Dataset records:

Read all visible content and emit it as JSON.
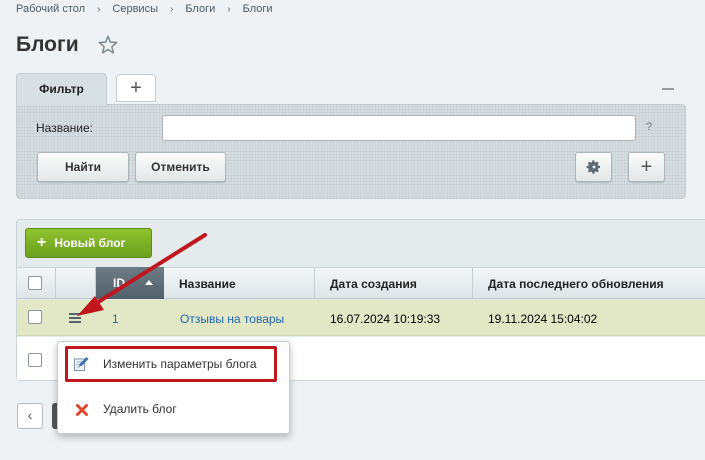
{
  "breadcrumb": [
    "Рабочий стол",
    "Сервисы",
    "Блоги",
    "Блоги"
  ],
  "page": {
    "title": "Блоги"
  },
  "filter": {
    "tab_label": "Фильтр",
    "add_tab": "+",
    "name_label": "Название:",
    "name_value": "",
    "help": "?",
    "find_label": "Найти",
    "cancel_label": "Отменить",
    "add_label": "+"
  },
  "toolbar": {
    "new_blog_label": "Новый блог"
  },
  "table": {
    "columns": [
      "ID",
      "Название",
      "Дата создания",
      "Дата последнего обновления"
    ],
    "rows": [
      {
        "id": "1",
        "name": "Отзывы на товары",
        "created": "16.07.2024 10:19:33",
        "updated": "19.11.2024 15:04:02"
      }
    ]
  },
  "context_menu": {
    "items": [
      {
        "label": "Изменить параметры блога",
        "icon": "edit-icon"
      },
      {
        "label": "Удалить блог",
        "icon": "delete-icon"
      }
    ]
  },
  "pager": {
    "prev": "‹"
  },
  "colors": {
    "accent_green": "#7cb12a",
    "highlight_red": "#c0161d",
    "link_blue": "#2067b0",
    "row_selected": "#e2e8c6"
  }
}
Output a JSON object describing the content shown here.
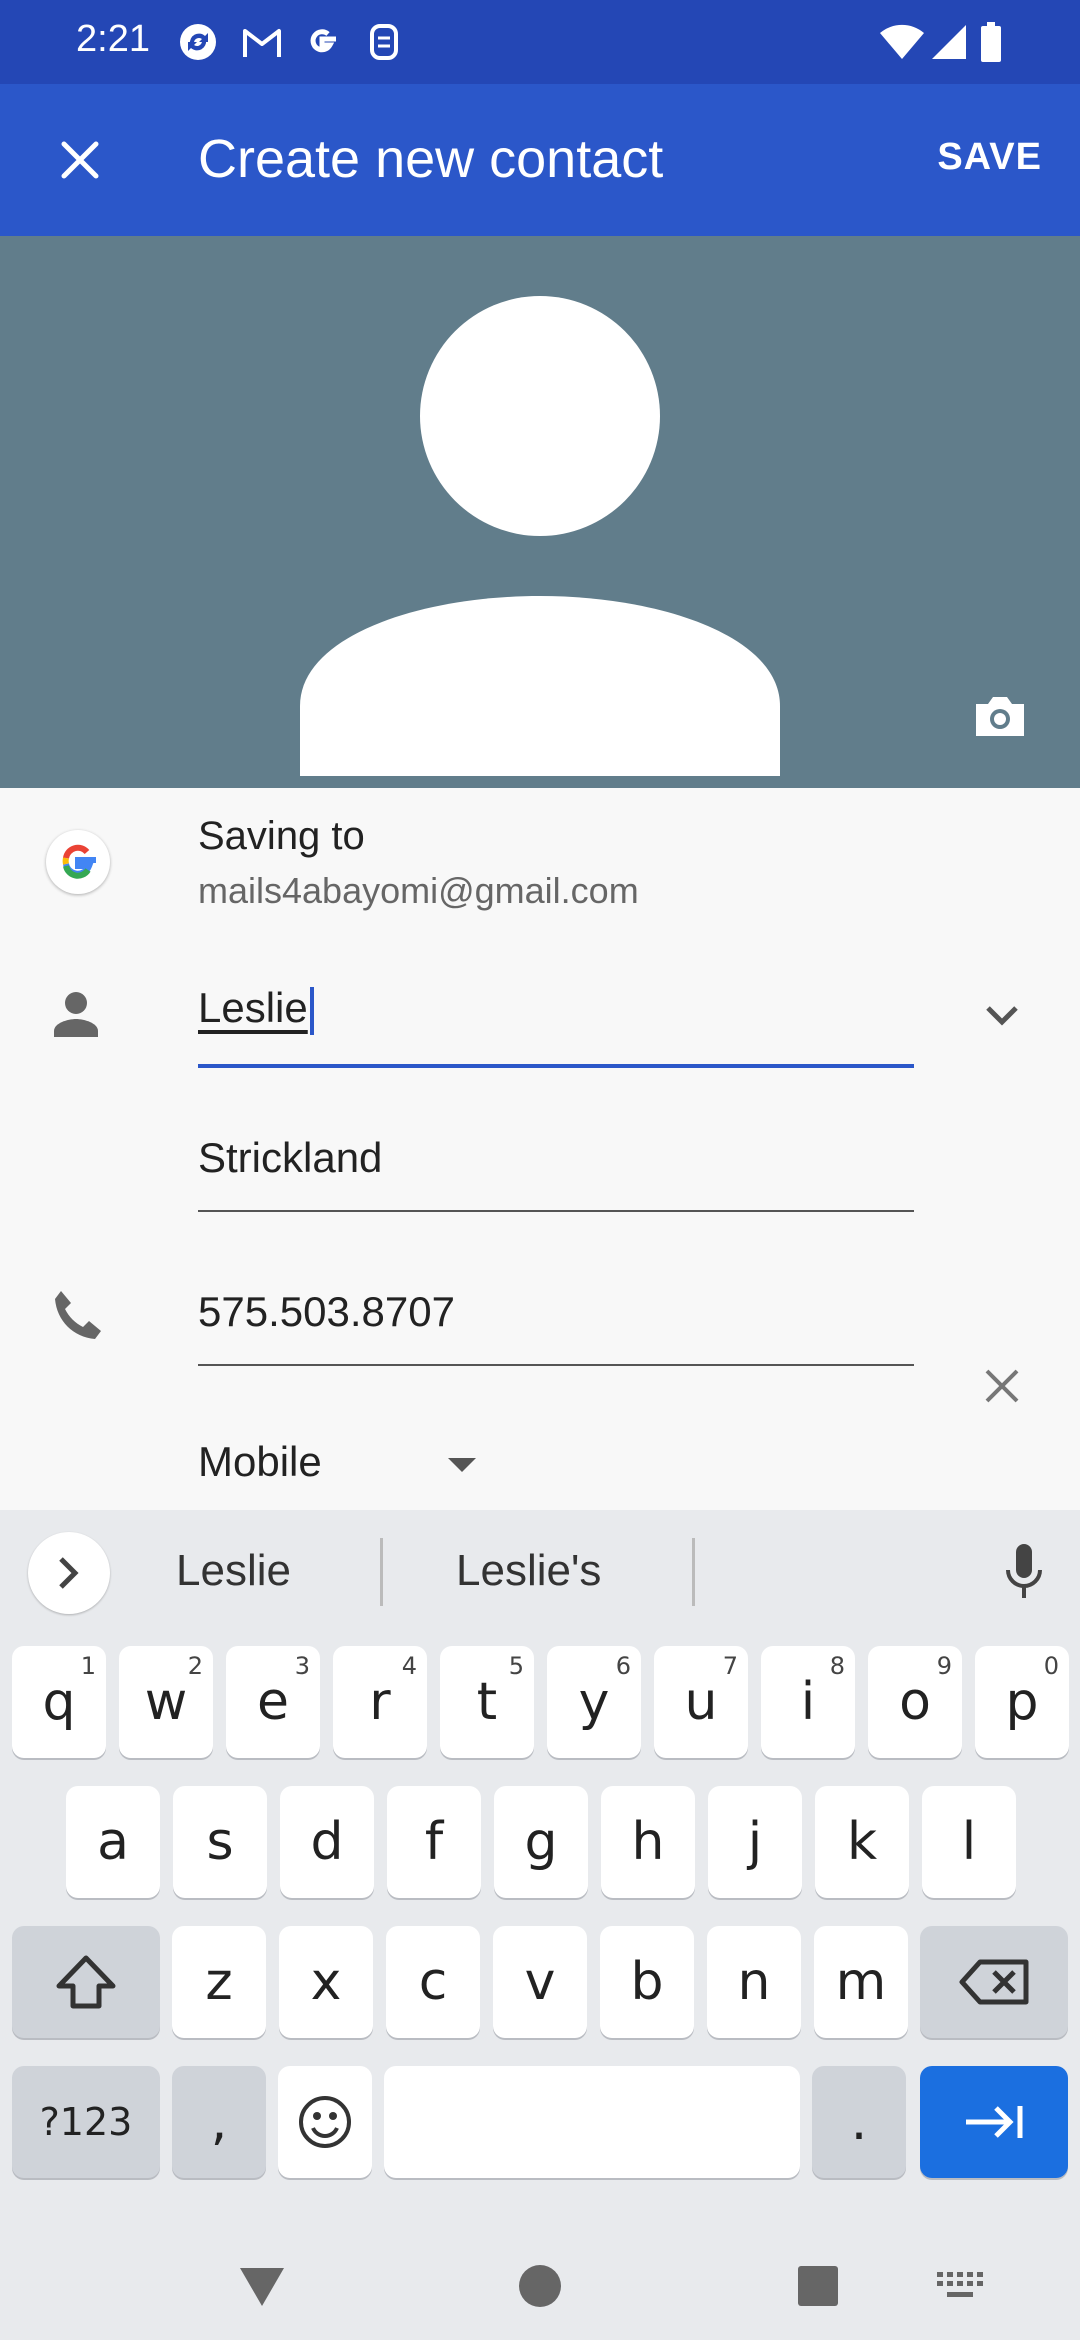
{
  "status_bar": {
    "time": "2:21",
    "notification_icons": [
      "sync-icon",
      "gmail-icon",
      "google-icon",
      "messages-icon"
    ],
    "system_icons": [
      "wifi-icon",
      "signal-icon",
      "battery-icon"
    ]
  },
  "app_bar": {
    "title": "Create new contact",
    "save_label": "SAVE",
    "close_icon": "close-icon"
  },
  "account": {
    "saving_label": "Saving to",
    "email": "mails4abayomi@gmail.com",
    "icon": "google-icon"
  },
  "form": {
    "first_name": "Leslie",
    "last_name": "Strickland",
    "phone": "575.503.8707",
    "phone_type": "Mobile"
  },
  "keyboard": {
    "suggestions": [
      "Leslie",
      "Leslie's"
    ],
    "row1": [
      {
        "k": "q",
        "h": "1"
      },
      {
        "k": "w",
        "h": "2"
      },
      {
        "k": "e",
        "h": "3"
      },
      {
        "k": "r",
        "h": "4"
      },
      {
        "k": "t",
        "h": "5"
      },
      {
        "k": "y",
        "h": "6"
      },
      {
        "k": "u",
        "h": "7"
      },
      {
        "k": "i",
        "h": "8"
      },
      {
        "k": "o",
        "h": "9"
      },
      {
        "k": "p",
        "h": "0"
      }
    ],
    "row2": [
      "a",
      "s",
      "d",
      "f",
      "g",
      "h",
      "j",
      "k",
      "l"
    ],
    "row3": [
      "z",
      "x",
      "c",
      "v",
      "b",
      "n",
      "m"
    ],
    "symbols_label": "?123",
    "comma_label": ",",
    "period_label": "."
  },
  "colors": {
    "status_bar": "#2447b5",
    "app_bar": "#2b57c9",
    "photo_bg": "#617d8b",
    "accent": "#2b57c9",
    "enter_key": "#1b6fe0"
  }
}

Directive: Looking at the records above, count the lines where the word "JSON" appears. State only the number.

Correct result: 2